[Dataset records of document pages]
____

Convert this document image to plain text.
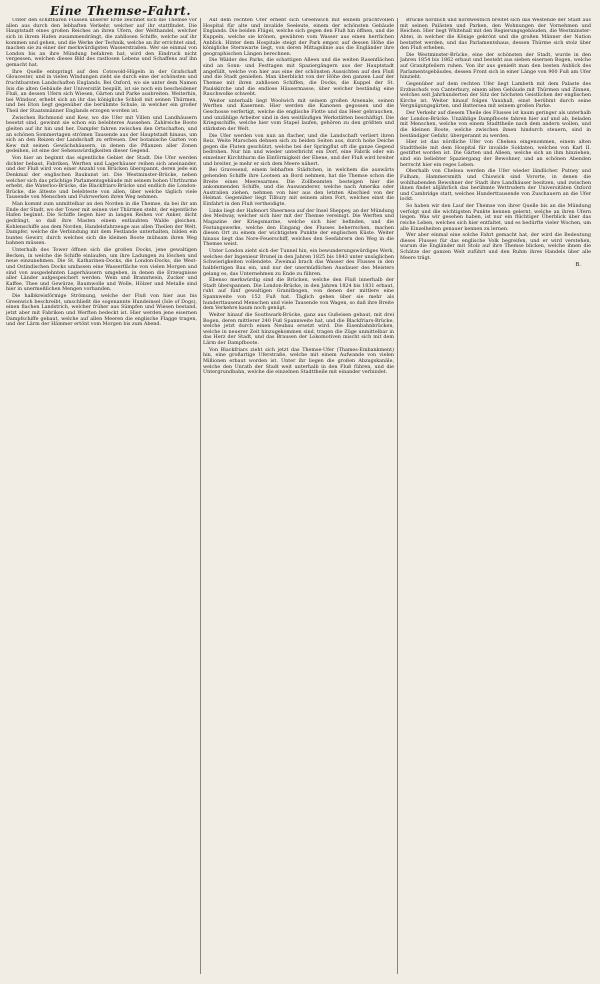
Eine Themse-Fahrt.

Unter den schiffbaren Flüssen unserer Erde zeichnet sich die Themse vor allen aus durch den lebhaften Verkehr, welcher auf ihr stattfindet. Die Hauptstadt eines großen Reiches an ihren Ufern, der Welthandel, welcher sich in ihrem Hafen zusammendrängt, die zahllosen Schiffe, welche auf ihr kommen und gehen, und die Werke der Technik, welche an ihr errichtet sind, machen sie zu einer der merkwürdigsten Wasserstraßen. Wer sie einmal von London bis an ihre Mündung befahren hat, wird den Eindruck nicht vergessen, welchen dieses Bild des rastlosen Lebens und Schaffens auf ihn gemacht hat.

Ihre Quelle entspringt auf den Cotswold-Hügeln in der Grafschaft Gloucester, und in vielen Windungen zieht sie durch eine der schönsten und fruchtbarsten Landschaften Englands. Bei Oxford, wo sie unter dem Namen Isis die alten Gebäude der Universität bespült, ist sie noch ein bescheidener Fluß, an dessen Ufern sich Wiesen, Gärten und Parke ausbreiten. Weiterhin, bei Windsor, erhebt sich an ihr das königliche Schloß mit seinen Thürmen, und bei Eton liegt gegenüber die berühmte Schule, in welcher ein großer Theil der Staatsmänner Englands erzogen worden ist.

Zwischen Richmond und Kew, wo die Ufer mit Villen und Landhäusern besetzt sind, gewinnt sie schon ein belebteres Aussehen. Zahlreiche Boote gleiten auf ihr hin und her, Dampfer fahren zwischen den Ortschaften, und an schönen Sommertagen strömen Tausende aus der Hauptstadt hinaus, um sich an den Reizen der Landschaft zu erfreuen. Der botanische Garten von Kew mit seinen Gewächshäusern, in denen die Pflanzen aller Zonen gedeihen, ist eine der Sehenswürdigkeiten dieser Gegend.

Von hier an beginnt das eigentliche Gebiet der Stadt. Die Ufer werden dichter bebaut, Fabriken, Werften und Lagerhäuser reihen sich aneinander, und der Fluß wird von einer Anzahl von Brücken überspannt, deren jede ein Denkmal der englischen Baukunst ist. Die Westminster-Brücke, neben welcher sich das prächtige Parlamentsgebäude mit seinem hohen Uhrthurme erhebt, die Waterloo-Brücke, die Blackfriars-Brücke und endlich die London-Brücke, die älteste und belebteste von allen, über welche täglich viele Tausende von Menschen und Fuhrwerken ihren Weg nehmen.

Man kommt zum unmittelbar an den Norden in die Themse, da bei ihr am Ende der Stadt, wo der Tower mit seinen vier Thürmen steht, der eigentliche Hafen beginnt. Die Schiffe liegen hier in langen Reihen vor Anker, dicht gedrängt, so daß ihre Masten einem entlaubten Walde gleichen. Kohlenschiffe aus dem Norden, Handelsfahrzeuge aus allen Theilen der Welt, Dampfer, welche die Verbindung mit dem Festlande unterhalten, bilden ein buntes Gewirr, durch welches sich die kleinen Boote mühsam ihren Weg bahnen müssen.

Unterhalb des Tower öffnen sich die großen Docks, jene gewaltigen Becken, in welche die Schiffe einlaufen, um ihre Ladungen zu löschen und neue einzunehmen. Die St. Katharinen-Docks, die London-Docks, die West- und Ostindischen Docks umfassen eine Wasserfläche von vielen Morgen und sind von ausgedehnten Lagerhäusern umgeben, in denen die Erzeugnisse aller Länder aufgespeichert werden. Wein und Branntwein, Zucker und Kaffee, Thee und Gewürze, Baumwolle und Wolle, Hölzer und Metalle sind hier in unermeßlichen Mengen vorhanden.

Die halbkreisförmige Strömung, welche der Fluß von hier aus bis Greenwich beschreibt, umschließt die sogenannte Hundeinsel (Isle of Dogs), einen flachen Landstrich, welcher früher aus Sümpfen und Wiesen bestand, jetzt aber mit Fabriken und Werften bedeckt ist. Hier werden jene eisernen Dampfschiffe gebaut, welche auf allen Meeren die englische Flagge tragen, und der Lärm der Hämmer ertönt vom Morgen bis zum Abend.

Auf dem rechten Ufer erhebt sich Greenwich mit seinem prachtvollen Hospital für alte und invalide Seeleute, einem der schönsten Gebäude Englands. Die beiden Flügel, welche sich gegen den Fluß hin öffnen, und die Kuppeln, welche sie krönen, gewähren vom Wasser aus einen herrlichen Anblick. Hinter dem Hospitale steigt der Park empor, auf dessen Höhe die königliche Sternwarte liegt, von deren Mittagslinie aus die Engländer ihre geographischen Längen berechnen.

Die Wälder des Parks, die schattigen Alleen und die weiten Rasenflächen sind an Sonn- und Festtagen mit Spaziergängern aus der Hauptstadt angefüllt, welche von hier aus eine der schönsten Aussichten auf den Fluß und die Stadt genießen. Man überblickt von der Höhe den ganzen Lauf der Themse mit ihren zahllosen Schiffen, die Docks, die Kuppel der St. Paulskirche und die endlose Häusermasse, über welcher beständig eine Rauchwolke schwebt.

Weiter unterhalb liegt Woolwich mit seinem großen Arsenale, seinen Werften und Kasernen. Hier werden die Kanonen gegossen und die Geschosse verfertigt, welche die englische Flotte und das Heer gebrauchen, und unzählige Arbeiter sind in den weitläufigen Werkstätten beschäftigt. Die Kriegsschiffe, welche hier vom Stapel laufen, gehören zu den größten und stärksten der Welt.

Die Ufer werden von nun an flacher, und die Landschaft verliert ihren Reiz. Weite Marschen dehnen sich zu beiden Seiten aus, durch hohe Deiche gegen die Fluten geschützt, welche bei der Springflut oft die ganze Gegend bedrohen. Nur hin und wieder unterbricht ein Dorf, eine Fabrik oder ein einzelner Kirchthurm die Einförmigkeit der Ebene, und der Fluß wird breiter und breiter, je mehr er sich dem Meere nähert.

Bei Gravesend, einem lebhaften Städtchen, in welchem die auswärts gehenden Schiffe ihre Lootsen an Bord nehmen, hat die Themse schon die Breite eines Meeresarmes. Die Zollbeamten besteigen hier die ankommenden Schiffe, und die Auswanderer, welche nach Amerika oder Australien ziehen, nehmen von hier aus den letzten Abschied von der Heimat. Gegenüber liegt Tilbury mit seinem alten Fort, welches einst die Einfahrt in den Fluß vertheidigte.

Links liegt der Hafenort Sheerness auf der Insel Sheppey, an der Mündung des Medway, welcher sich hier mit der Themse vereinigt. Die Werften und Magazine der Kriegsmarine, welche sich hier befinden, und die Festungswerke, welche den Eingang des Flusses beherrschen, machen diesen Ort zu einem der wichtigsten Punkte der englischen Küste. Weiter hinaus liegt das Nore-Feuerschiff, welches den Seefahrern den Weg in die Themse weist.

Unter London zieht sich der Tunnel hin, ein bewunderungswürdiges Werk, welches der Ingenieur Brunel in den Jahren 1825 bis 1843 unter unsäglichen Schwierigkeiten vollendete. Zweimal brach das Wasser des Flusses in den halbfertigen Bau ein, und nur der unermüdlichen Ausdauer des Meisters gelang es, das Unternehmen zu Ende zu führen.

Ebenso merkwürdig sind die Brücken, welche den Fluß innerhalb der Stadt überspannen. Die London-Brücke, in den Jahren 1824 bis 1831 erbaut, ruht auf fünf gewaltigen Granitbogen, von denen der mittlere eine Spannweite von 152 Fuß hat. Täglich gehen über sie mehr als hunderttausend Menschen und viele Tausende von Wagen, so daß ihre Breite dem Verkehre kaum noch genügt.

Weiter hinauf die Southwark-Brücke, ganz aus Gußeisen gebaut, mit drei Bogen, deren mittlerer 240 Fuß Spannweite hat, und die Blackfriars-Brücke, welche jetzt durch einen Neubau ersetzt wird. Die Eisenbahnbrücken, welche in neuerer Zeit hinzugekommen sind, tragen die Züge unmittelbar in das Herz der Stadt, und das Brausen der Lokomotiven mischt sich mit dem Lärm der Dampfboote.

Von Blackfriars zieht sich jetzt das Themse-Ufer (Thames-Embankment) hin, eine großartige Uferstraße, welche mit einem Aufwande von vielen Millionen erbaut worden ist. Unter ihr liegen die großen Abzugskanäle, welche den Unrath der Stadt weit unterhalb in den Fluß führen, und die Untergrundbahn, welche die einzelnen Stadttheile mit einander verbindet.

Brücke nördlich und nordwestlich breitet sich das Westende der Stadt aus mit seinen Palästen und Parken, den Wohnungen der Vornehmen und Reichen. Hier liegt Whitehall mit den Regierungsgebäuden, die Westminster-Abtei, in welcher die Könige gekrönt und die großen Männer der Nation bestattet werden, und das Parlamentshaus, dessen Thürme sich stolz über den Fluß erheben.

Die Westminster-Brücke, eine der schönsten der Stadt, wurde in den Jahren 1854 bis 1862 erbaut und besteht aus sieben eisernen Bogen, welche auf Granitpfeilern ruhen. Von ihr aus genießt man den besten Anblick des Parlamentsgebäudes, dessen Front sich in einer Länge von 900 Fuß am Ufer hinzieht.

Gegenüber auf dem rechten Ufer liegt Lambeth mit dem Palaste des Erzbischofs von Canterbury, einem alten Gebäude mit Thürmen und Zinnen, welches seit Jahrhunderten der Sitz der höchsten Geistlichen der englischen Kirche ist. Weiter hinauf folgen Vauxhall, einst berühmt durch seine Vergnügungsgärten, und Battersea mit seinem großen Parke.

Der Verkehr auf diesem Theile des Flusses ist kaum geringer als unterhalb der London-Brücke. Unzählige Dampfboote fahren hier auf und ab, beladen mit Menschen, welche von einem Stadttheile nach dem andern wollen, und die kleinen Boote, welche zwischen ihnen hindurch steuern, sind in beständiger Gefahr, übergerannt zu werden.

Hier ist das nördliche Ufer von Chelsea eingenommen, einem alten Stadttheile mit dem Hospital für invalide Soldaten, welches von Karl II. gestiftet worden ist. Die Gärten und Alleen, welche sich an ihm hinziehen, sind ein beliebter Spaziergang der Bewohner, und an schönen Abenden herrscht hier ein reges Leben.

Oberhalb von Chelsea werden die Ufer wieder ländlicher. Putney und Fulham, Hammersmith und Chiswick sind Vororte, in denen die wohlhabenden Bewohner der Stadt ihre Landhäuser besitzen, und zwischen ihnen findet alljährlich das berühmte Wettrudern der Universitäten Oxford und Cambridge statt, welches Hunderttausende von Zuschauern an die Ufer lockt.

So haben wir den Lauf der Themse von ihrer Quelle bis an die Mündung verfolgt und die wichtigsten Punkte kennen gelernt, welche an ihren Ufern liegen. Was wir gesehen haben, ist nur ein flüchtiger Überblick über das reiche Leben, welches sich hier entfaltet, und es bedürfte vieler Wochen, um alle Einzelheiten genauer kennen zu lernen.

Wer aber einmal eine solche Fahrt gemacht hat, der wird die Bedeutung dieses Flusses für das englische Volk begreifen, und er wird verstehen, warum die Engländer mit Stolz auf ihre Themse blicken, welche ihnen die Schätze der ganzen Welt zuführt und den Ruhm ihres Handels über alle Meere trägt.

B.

____

▸ **Required action**
Could you copy every line from the records that has "einst" in it?

▸ **Exercise output**
Bei Gravesend, einem lebhaften Städtchen, in welchem die auswärts gehenden Schiffe ihre Lootsen an Bord nehmen, hat die Themse schon die Breite eines Meeresarmes. Die Zollbeamten besteigen hier die ankommenden Schiffe, und die Auswanderer, welche nach Amerika oder Australien ziehen, nehmen von hier aus den letzten Abschied von der Heimat. Gegenüber liegt Tilbury mit seinem alten Fort, welches einst die Einfahrt in den Fluß vertheidigte.
Gegenüber auf dem rechten Ufer liegt Lambeth mit dem Palaste des Erzbischofs von Canterbury, einem alten Gebäude mit Thürmen und Zinnen, welches seit Jahrhunderten der Sitz der höchsten Geistlichen der englischen Kirche ist. Weiter hinauf folgen Vauxhall, einst berühmt durch seine Vergnügungsgärten, und Battersea mit seinem großen Parke.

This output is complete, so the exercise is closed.